Pull out all lines from the listing below in which the word "Utilization" appears.

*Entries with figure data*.
####

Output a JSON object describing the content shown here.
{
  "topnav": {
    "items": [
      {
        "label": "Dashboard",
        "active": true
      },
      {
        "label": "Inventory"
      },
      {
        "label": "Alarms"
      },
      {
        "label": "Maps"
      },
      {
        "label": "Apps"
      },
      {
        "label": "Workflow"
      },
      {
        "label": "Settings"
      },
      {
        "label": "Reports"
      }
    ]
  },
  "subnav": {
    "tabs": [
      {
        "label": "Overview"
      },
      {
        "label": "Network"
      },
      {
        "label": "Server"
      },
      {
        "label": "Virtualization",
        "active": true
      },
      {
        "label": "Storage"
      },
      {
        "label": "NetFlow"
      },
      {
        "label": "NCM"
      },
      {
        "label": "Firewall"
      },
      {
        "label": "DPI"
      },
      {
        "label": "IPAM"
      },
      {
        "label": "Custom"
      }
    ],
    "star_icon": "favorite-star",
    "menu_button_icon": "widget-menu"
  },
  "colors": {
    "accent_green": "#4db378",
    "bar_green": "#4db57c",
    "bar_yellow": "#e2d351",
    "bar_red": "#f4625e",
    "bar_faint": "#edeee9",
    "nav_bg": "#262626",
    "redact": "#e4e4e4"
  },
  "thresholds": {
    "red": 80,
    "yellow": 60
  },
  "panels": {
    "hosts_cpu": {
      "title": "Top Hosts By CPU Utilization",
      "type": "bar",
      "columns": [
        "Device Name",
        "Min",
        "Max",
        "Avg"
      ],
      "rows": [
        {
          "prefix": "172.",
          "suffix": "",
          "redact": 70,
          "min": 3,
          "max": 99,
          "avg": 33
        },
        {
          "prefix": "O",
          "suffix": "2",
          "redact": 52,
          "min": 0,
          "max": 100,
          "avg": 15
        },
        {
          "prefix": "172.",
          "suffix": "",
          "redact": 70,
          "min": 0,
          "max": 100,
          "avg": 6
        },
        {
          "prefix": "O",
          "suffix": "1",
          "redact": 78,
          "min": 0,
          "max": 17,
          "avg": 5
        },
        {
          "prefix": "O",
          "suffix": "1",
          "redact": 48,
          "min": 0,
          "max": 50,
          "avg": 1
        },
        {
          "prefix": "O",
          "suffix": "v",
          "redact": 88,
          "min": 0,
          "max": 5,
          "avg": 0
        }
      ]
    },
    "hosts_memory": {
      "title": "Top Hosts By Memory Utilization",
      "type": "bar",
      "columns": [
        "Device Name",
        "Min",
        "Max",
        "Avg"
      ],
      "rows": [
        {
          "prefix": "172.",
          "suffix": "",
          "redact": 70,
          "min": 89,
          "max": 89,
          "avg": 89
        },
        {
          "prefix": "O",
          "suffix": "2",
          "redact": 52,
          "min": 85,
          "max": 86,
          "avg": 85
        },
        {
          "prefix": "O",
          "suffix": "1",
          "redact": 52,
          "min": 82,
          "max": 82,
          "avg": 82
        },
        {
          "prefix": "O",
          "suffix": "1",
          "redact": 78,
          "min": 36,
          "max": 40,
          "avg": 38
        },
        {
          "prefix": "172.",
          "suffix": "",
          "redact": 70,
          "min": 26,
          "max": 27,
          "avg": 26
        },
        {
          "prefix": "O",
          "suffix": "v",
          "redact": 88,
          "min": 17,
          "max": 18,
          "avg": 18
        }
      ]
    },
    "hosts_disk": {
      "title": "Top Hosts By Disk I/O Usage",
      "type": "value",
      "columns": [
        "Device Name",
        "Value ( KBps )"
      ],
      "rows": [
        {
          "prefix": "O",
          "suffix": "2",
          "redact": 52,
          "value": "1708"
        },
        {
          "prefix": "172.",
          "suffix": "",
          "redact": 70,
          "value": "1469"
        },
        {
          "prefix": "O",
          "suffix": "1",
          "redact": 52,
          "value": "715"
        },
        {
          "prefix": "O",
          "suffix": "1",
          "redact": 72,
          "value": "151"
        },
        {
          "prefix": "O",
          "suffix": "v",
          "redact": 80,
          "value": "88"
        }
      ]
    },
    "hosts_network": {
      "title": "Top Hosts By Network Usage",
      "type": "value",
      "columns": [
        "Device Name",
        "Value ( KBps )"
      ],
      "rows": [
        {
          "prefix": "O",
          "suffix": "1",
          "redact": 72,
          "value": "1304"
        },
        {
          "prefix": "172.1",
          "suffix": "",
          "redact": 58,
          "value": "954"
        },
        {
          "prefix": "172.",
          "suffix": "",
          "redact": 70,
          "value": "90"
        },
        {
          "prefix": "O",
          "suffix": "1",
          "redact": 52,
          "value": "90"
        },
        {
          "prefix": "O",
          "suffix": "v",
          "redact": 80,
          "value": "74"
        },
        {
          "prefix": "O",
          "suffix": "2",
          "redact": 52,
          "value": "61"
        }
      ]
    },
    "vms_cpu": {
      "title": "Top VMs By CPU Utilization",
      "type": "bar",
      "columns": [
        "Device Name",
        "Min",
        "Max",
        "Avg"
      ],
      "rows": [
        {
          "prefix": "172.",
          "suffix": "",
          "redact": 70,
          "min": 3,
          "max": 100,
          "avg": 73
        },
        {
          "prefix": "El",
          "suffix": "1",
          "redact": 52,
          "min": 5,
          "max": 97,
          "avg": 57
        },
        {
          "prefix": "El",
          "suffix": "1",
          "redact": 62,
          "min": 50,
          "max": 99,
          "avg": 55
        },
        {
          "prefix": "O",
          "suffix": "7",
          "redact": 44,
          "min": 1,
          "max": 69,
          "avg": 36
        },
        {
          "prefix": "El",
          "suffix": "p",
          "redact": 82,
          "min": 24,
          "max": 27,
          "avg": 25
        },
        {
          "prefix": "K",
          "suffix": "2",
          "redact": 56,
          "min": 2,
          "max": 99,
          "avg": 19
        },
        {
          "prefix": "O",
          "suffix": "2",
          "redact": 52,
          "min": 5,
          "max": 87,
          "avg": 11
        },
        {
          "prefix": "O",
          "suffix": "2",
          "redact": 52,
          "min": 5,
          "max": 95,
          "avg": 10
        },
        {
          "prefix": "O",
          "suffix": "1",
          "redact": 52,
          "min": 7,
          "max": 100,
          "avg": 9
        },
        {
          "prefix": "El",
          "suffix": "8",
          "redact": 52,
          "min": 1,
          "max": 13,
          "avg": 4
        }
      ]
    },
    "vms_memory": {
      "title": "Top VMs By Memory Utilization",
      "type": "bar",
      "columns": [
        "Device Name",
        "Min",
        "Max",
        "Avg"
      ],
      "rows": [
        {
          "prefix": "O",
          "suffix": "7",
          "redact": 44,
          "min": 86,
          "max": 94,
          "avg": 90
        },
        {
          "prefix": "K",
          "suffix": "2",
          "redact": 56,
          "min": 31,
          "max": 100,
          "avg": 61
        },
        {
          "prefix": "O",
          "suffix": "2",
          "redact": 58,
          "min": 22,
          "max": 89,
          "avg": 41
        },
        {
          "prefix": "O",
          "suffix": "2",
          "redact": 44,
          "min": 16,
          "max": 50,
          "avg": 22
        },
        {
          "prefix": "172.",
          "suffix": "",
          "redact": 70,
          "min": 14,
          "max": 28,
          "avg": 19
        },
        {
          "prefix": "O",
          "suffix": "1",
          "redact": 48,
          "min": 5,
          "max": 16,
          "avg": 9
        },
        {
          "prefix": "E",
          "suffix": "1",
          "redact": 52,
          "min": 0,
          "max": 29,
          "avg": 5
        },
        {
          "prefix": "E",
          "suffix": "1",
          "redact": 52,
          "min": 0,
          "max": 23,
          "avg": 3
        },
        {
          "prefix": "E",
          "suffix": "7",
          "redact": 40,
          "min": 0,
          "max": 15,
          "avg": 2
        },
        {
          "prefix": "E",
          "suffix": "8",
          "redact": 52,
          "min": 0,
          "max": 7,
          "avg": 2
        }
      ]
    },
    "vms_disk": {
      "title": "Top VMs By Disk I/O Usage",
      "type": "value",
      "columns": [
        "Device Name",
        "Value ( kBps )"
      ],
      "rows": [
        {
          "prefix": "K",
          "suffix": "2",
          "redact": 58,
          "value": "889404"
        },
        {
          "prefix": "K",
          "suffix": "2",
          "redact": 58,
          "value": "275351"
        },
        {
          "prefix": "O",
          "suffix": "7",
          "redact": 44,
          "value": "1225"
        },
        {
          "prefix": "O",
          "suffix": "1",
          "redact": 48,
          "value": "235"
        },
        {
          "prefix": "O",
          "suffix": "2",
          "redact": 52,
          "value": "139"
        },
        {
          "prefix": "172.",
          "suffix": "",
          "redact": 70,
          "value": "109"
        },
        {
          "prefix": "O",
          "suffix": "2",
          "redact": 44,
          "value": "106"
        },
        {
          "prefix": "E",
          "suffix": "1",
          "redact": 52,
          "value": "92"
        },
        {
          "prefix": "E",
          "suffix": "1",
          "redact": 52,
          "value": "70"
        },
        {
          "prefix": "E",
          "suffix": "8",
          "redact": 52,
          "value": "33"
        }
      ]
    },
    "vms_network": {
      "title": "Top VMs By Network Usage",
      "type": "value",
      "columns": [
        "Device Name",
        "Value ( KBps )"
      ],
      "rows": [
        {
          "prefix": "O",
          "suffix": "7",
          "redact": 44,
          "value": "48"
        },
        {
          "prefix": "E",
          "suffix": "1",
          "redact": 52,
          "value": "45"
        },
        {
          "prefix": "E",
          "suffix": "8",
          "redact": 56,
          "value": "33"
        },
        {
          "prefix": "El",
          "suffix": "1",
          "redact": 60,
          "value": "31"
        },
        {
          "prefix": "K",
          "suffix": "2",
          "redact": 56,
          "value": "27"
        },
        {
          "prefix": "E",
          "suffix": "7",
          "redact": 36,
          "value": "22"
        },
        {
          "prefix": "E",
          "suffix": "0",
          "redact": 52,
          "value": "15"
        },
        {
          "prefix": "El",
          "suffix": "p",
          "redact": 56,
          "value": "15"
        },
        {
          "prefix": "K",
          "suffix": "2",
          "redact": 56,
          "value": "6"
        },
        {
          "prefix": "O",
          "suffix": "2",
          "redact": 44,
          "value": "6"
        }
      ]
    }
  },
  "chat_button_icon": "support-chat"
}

####

*Completed task*.
      "title": "Top Hosts By CPU Utilization",
      "title": "Top Hosts By Memory Utilization",
      "title": "Top VMs By CPU Utilization",
      "title": "Top VMs By Memory Utilization",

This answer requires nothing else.